(begin)

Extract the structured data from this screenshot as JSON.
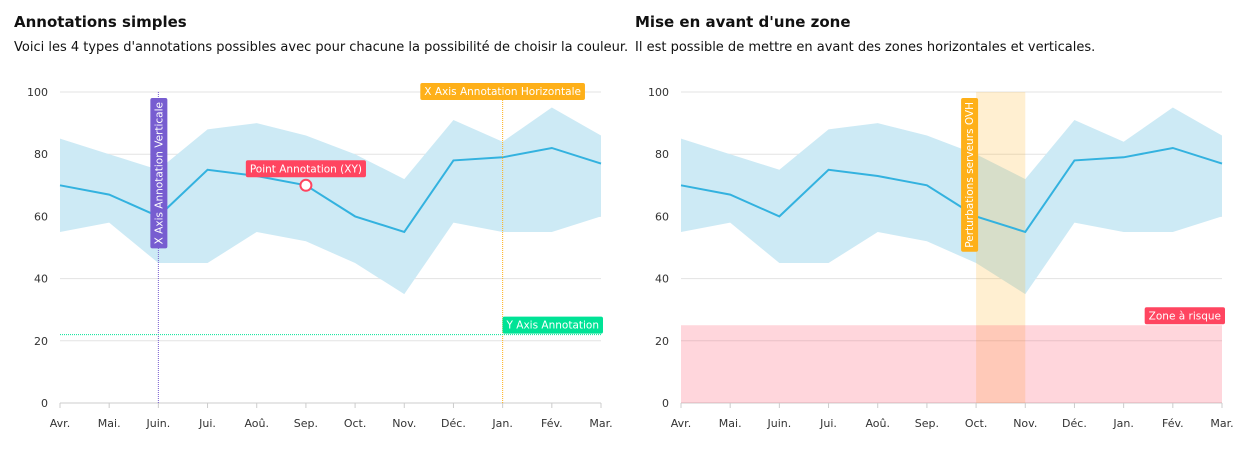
{
  "chart_data": [
    {
      "type": "line",
      "title": "Annotations simples",
      "subtitle": "Voici les 4 types d'annotations possibles avec pour chacune la possibilité de choisir la couleur.",
      "categories": [
        "Avr.",
        "Mai.",
        "Juin.",
        "Jui.",
        "Aoû.",
        "Sep.",
        "Oct.",
        "Nov.",
        "Déc.",
        "Jan.",
        "Fév.",
        "Mar."
      ],
      "series": [
        {
          "type": "range",
          "color": "#cdeaf5",
          "low": [
            55,
            58,
            45,
            45,
            55,
            52,
            45,
            35,
            58,
            55,
            55,
            60
          ],
          "high": [
            85,
            80,
            75,
            88,
            90,
            86,
            80,
            72,
            91,
            84,
            95,
            86
          ]
        },
        {
          "type": "line",
          "color": "#33b2df",
          "values": [
            70,
            67,
            60,
            75,
            73,
            70,
            60,
            55,
            78,
            79,
            82,
            77
          ]
        }
      ],
      "ylim": [
        0,
        100
      ],
      "yticks": [
        0,
        20,
        40,
        60,
        80,
        100
      ],
      "grid": true,
      "annotations": [
        {
          "type": "xline",
          "x": "Juin.",
          "label": "X Axis Annotation Verticale",
          "color": "#775dd0",
          "label_orientation": "vertical"
        },
        {
          "type": "xline",
          "x": "Jan.",
          "label": "X Axis Annotation Horizontale",
          "color": "#feb019",
          "label_orientation": "horizontal"
        },
        {
          "type": "yline",
          "y": 22,
          "label": "Y Axis Annotation",
          "color": "#00e396"
        },
        {
          "type": "point",
          "x": "Sep.",
          "y": 70,
          "label": "Point Annotation (XY)",
          "color": "#ff4560"
        }
      ]
    },
    {
      "type": "line",
      "title": "Mise en avant d'une zone",
      "subtitle": "Il est possible de mettre en avant des zones horizontales et verticales.",
      "categories": [
        "Avr.",
        "Mai.",
        "Juin.",
        "Jui.",
        "Aoû.",
        "Sep.",
        "Oct.",
        "Nov.",
        "Déc.",
        "Jan.",
        "Fév.",
        "Mar."
      ],
      "series": [
        {
          "type": "range",
          "color": "#cdeaf5",
          "low": [
            55,
            58,
            45,
            45,
            55,
            52,
            45,
            35,
            58,
            55,
            55,
            60
          ],
          "high": [
            85,
            80,
            75,
            88,
            90,
            86,
            80,
            72,
            91,
            84,
            95,
            86
          ]
        },
        {
          "type": "line",
          "color": "#33b2df",
          "values": [
            70,
            67,
            60,
            75,
            73,
            70,
            60,
            55,
            78,
            79,
            82,
            77
          ]
        }
      ],
      "ylim": [
        0,
        100
      ],
      "yticks": [
        0,
        20,
        40,
        60,
        80,
        100
      ],
      "grid": true,
      "annotations": [
        {
          "type": "xrange",
          "x": "Oct.",
          "x2": "Nov.",
          "label": "Perturbations serveurs OVH",
          "color": "#feb019",
          "label_orientation": "vertical"
        },
        {
          "type": "yrange",
          "y": 0,
          "y2": 25,
          "label": "Zone à risque",
          "color": "#ff4560"
        }
      ]
    }
  ]
}
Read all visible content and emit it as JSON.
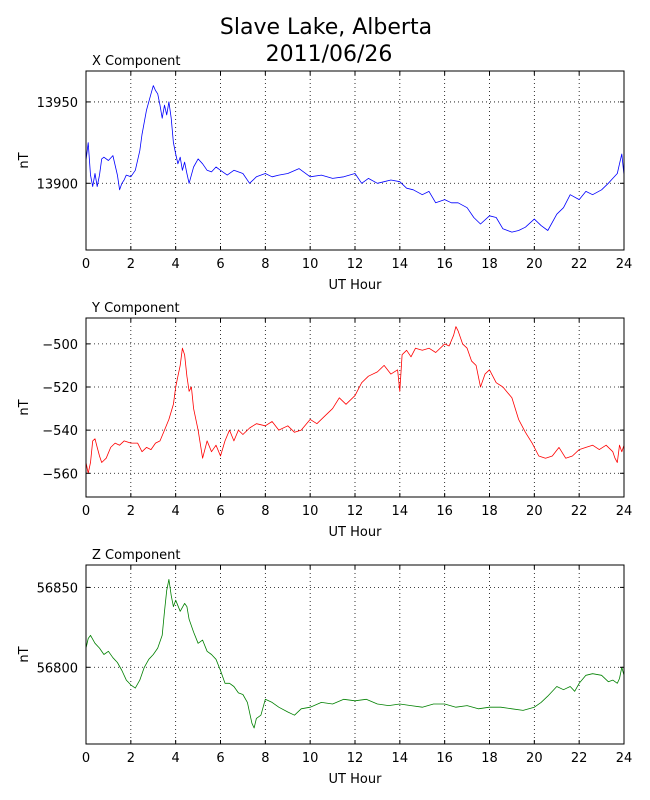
{
  "title_line1": "Slave Lake, Alberta",
  "title_line2": "2011/06/26",
  "chart_data": [
    {
      "type": "line",
      "title": "X Component",
      "xlabel": "UT Hour",
      "ylabel": "nT",
      "xlim": [
        0,
        24
      ],
      "ylim": [
        13859,
        13969
      ],
      "xticks": [
        0,
        2,
        4,
        6,
        8,
        10,
        12,
        14,
        16,
        18,
        20,
        22,
        24
      ],
      "yticks": [
        13900,
        13950
      ],
      "grid": true,
      "series": [
        {
          "color": "#0000ff",
          "x": [
            0.0,
            0.1,
            0.2,
            0.3,
            0.4,
            0.5,
            0.6,
            0.7,
            0.8,
            1.0,
            1.2,
            1.4,
            1.5,
            1.6,
            1.7,
            1.8,
            2.0,
            2.2,
            2.4,
            2.5,
            2.7,
            2.9,
            3.0,
            3.1,
            3.2,
            3.3,
            3.4,
            3.5,
            3.6,
            3.7,
            3.8,
            3.9,
            4.0,
            4.1,
            4.2,
            4.3,
            4.4,
            4.5,
            4.6,
            4.8,
            5.0,
            5.2,
            5.4,
            5.6,
            5.8,
            6.0,
            6.3,
            6.6,
            7.0,
            7.3,
            7.6,
            8.0,
            8.3,
            8.6,
            9.0,
            9.5,
            10.0,
            10.5,
            11.0,
            11.5,
            12.0,
            12.3,
            12.6,
            13.0,
            13.3,
            13.6,
            14.0,
            14.3,
            14.6,
            15.0,
            15.3,
            15.6,
            16.0,
            16.3,
            16.6,
            17.0,
            17.3,
            17.6,
            18.0,
            18.3,
            18.6,
            19.0,
            19.3,
            19.6,
            20.0,
            20.3,
            20.6,
            21.0,
            21.3,
            21.6,
            22.0,
            22.3,
            22.6,
            23.0,
            23.3,
            23.5,
            23.7,
            23.8,
            23.9,
            24.0
          ],
          "values": [
            13914,
            13925,
            13905,
            13898,
            13906,
            13898,
            13905,
            13915,
            13916,
            13914,
            13917,
            13905,
            13896,
            13900,
            13902,
            13905,
            13904,
            13908,
            13920,
            13930,
            13945,
            13955,
            13960,
            13957,
            13955,
            13948,
            13940,
            13948,
            13942,
            13950,
            13940,
            13925,
            13918,
            13912,
            13916,
            13908,
            13913,
            13906,
            13900,
            13910,
            13915,
            13912,
            13908,
            13907,
            13910,
            13908,
            13905,
            13908,
            13906,
            13900,
            13904,
            13906,
            13904,
            13905,
            13906,
            13909,
            13904,
            13905,
            13903,
            13904,
            13906,
            13900,
            13903,
            13900,
            13901,
            13902,
            13901,
            13897,
            13896,
            13893,
            13895,
            13888,
            13890,
            13888,
            13888,
            13885,
            13879,
            13875,
            13880,
            13879,
            13872,
            13870,
            13871,
            13873,
            13878,
            13874,
            13871,
            13881,
            13885,
            13893,
            13890,
            13895,
            13893,
            13896,
            13900,
            13903,
            13906,
            13912,
            13918,
            13905
          ]
        }
      ]
    },
    {
      "type": "line",
      "title": "Y Component",
      "xlabel": "UT Hour",
      "ylabel": "nT",
      "xlim": [
        0,
        24
      ],
      "ylim": [
        -571,
        -488
      ],
      "xticks": [
        0,
        2,
        4,
        6,
        8,
        10,
        12,
        14,
        16,
        18,
        20,
        22,
        24
      ],
      "yticks": [
        -500,
        -520,
        -540,
        -560
      ],
      "grid": true,
      "series": [
        {
          "color": "#ff0000",
          "x": [
            0.0,
            0.1,
            0.2,
            0.3,
            0.4,
            0.5,
            0.6,
            0.7,
            0.9,
            1.1,
            1.3,
            1.5,
            1.7,
            2.0,
            2.3,
            2.5,
            2.7,
            2.9,
            3.1,
            3.3,
            3.5,
            3.7,
            3.9,
            4.0,
            4.1,
            4.2,
            4.3,
            4.4,
            4.5,
            4.6,
            4.7,
            4.8,
            5.0,
            5.2,
            5.4,
            5.6,
            5.8,
            6.0,
            6.2,
            6.4,
            6.6,
            6.8,
            7.0,
            7.3,
            7.6,
            8.0,
            8.3,
            8.6,
            9.0,
            9.3,
            9.6,
            10.0,
            10.3,
            10.6,
            11.0,
            11.3,
            11.6,
            12.0,
            12.3,
            12.6,
            13.0,
            13.3,
            13.6,
            13.9,
            14.0,
            14.1,
            14.3,
            14.5,
            14.7,
            15.0,
            15.3,
            15.6,
            16.0,
            16.2,
            16.4,
            16.5,
            16.6,
            16.8,
            17.0,
            17.2,
            17.4,
            17.6,
            17.8,
            18.0,
            18.3,
            18.6,
            19.0,
            19.3,
            19.6,
            19.9,
            20.2,
            20.5,
            20.8,
            21.1,
            21.4,
            21.7,
            22.0,
            22.3,
            22.6,
            22.9,
            23.2,
            23.5,
            23.6,
            23.7,
            23.8,
            23.9,
            24.0
          ],
          "values": [
            -555,
            -560,
            -555,
            -545,
            -544,
            -548,
            -552,
            -555,
            -553,
            -548,
            -546,
            -547,
            -545,
            -546,
            -546,
            -550,
            -548,
            -549,
            -546,
            -545,
            -540,
            -535,
            -528,
            -520,
            -515,
            -510,
            -502,
            -505,
            -515,
            -522,
            -520,
            -530,
            -540,
            -553,
            -545,
            -550,
            -547,
            -552,
            -545,
            -540,
            -545,
            -540,
            -542,
            -539,
            -537,
            -538,
            -536,
            -540,
            -538,
            -541,
            -540,
            -535,
            -537,
            -534,
            -530,
            -525,
            -528,
            -524,
            -518,
            -515,
            -513,
            -510,
            -514,
            -512,
            -522,
            -505,
            -503,
            -506,
            -502,
            -503,
            -502,
            -504,
            -500,
            -501,
            -496,
            -492,
            -494,
            -500,
            -502,
            -508,
            -510,
            -520,
            -514,
            -512,
            -518,
            -520,
            -525,
            -535,
            -541,
            -546,
            -552,
            -553,
            -552,
            -548,
            -553,
            -552,
            -549,
            -548,
            -547,
            -549,
            -547,
            -550,
            -553,
            -555,
            -547,
            -550,
            -547
          ]
        }
      ]
    },
    {
      "type": "line",
      "title": "Z Component",
      "xlabel": "UT Hour",
      "ylabel": "nT",
      "xlim": [
        0,
        24
      ],
      "ylim": [
        56752,
        56864
      ],
      "xticks": [
        0,
        2,
        4,
        6,
        8,
        10,
        12,
        14,
        16,
        18,
        20,
        22,
        24
      ],
      "yticks": [
        56800,
        56850
      ],
      "grid": true,
      "series": [
        {
          "color": "#008000",
          "x": [
            0.0,
            0.1,
            0.2,
            0.4,
            0.6,
            0.8,
            1.0,
            1.2,
            1.4,
            1.6,
            1.8,
            2.0,
            2.2,
            2.4,
            2.6,
            2.8,
            3.0,
            3.2,
            3.4,
            3.5,
            3.6,
            3.7,
            3.8,
            3.9,
            4.0,
            4.2,
            4.4,
            4.5,
            4.6,
            4.8,
            5.0,
            5.2,
            5.4,
            5.6,
            5.8,
            6.0,
            6.2,
            6.4,
            6.6,
            6.8,
            7.0,
            7.2,
            7.4,
            7.5,
            7.6,
            7.8,
            8.0,
            8.3,
            8.6,
            9.0,
            9.3,
            9.6,
            10.0,
            10.5,
            11.0,
            11.5,
            12.0,
            12.5,
            13.0,
            13.5,
            14.0,
            14.5,
            15.0,
            15.5,
            16.0,
            16.5,
            17.0,
            17.5,
            18.0,
            18.5,
            19.0,
            19.5,
            20.0,
            20.3,
            20.6,
            21.0,
            21.3,
            21.6,
            21.8,
            22.0,
            22.3,
            22.6,
            23.0,
            23.3,
            23.5,
            23.7,
            23.8,
            23.9,
            24.0
          ],
          "values": [
            56812,
            56818,
            56820,
            56815,
            56812,
            56808,
            56810,
            56806,
            56803,
            56798,
            56792,
            56789,
            56787,
            56792,
            56800,
            56805,
            56808,
            56812,
            56820,
            56835,
            56848,
            56855,
            56845,
            56838,
            56842,
            56835,
            56840,
            56838,
            56830,
            56822,
            56815,
            56817,
            56810,
            56808,
            56805,
            56798,
            56790,
            56790,
            56788,
            56784,
            56783,
            56778,
            56765,
            56762,
            56768,
            56770,
            56780,
            56778,
            56775,
            56772,
            56770,
            56774,
            56775,
            56778,
            56777,
            56780,
            56779,
            56780,
            56777,
            56776,
            56777,
            56776,
            56775,
            56777,
            56777,
            56775,
            56776,
            56774,
            56775,
            56775,
            56774,
            56773,
            56775,
            56778,
            56782,
            56788,
            56786,
            56788,
            56785,
            56790,
            56795,
            56796,
            56795,
            56791,
            56792,
            56790,
            56793,
            56800,
            56795
          ]
        }
      ]
    }
  ]
}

(end)

WHAT TO PRODUCE — Show each line of the data that contains the string "avant".

FINISHED TASK —
      "title": "Mise en avant d'une zone",
      "subtitle": "Il est possible de mettre en avant des zones horizontales et verticales.",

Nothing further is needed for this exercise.